— START —

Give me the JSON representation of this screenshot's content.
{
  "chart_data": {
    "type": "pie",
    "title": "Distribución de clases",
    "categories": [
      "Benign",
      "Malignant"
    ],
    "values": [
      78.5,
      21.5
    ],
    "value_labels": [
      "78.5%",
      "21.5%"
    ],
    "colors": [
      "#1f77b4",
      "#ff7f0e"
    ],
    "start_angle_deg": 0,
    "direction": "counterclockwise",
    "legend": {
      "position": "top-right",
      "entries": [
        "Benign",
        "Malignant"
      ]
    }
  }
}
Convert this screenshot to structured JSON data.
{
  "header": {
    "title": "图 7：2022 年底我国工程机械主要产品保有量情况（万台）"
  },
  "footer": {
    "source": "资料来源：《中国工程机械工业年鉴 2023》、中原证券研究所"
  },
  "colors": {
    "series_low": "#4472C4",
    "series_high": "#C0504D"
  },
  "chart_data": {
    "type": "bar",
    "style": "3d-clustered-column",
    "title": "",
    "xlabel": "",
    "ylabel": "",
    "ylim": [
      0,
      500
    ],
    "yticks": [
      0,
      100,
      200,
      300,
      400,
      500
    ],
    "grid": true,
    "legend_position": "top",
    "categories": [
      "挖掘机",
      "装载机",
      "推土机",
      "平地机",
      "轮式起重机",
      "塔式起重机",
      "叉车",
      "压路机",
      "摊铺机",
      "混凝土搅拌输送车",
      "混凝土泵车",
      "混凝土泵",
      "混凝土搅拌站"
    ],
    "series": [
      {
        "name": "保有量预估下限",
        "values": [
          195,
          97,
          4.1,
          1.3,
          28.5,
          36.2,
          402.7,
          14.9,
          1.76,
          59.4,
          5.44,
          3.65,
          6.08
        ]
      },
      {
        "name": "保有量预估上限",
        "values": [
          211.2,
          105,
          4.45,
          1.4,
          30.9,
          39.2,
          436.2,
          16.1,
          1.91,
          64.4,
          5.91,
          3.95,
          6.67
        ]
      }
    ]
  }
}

— END —

## WRITTEN EXERCISE
Write only the number of lines in the data above that include "title".

## RESULT BELOW
3